[Input rows start]

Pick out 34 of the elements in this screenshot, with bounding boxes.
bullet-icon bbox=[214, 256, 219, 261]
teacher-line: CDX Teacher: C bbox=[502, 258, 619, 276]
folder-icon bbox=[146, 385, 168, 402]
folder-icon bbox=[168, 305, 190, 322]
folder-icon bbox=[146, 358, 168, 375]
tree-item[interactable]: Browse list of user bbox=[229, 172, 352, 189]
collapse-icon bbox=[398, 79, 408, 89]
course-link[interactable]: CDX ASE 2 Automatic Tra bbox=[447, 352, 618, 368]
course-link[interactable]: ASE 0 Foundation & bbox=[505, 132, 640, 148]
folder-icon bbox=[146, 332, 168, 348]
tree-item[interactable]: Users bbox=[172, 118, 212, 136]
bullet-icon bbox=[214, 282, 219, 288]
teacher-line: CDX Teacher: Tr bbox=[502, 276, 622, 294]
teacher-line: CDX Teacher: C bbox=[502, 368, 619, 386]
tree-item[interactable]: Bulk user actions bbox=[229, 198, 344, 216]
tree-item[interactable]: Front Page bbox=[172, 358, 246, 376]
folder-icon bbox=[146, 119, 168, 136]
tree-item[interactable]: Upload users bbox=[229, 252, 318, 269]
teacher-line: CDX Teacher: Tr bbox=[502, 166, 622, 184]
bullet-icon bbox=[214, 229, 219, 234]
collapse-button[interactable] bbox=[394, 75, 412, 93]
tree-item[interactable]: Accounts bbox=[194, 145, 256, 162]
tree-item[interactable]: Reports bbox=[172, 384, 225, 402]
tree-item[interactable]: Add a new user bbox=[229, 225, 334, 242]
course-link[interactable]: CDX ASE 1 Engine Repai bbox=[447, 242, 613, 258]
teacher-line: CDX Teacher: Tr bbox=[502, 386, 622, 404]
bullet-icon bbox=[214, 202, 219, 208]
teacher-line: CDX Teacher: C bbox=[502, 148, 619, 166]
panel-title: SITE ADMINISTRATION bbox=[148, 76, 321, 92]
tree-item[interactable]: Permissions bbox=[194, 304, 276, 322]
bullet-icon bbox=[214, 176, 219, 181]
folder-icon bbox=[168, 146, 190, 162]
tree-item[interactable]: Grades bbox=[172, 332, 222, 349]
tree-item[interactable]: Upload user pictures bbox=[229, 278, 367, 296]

[Input rows end]

Set task:
Rewrite the listing above, putting "folder-glyph" in place of every "folder-icon" and changing nothing else.

Response to this exercise:
Pick out 34 of the elements in this screenshot, with bounding boxes.
bullet-icon bbox=[214, 256, 219, 261]
teacher-line: CDX Teacher: C bbox=[502, 258, 619, 276]
folder-glyph bbox=[146, 385, 168, 402]
folder-glyph bbox=[168, 305, 190, 322]
folder-glyph bbox=[146, 358, 168, 375]
tree-item[interactable]: Browse list of user bbox=[229, 172, 352, 189]
collapse-icon bbox=[398, 79, 408, 89]
course-link[interactable]: CDX ASE 2 Automatic Tra bbox=[447, 352, 618, 368]
course-link[interactable]: ASE 0 Foundation & bbox=[505, 132, 640, 148]
folder-glyph bbox=[146, 332, 168, 348]
tree-item[interactable]: Users bbox=[172, 118, 212, 136]
bullet-icon bbox=[214, 282, 219, 288]
teacher-line: CDX Teacher: Tr bbox=[502, 276, 622, 294]
teacher-line: CDX Teacher: C bbox=[502, 368, 619, 386]
tree-item[interactable]: Bulk user actions bbox=[229, 198, 344, 216]
tree-item[interactable]: Front Page bbox=[172, 358, 246, 376]
folder-glyph bbox=[146, 119, 168, 136]
tree-item[interactable]: Upload users bbox=[229, 252, 318, 269]
teacher-line: CDX Teacher: Tr bbox=[502, 166, 622, 184]
bullet-icon bbox=[214, 229, 219, 234]
collapse-button[interactable] bbox=[394, 75, 412, 93]
tree-item[interactable]: Accounts bbox=[194, 145, 256, 162]
tree-item[interactable]: Reports bbox=[172, 384, 225, 402]
tree-item[interactable]: Add a new user bbox=[229, 225, 334, 242]
course-link[interactable]: CDX ASE 1 Engine Repai bbox=[447, 242, 613, 258]
teacher-line: CDX Teacher: Tr bbox=[502, 386, 622, 404]
bullet-icon bbox=[214, 202, 219, 208]
teacher-line: CDX Teacher: C bbox=[502, 148, 619, 166]
panel-title: SITE ADMINISTRATION bbox=[148, 76, 321, 92]
tree-item[interactable]: Permissions bbox=[194, 304, 276, 322]
bullet-icon bbox=[214, 176, 219, 181]
folder-glyph bbox=[168, 146, 190, 162]
tree-item[interactable]: Grades bbox=[172, 332, 222, 349]
tree-item[interactable]: Upload user pictures bbox=[229, 278, 367, 296]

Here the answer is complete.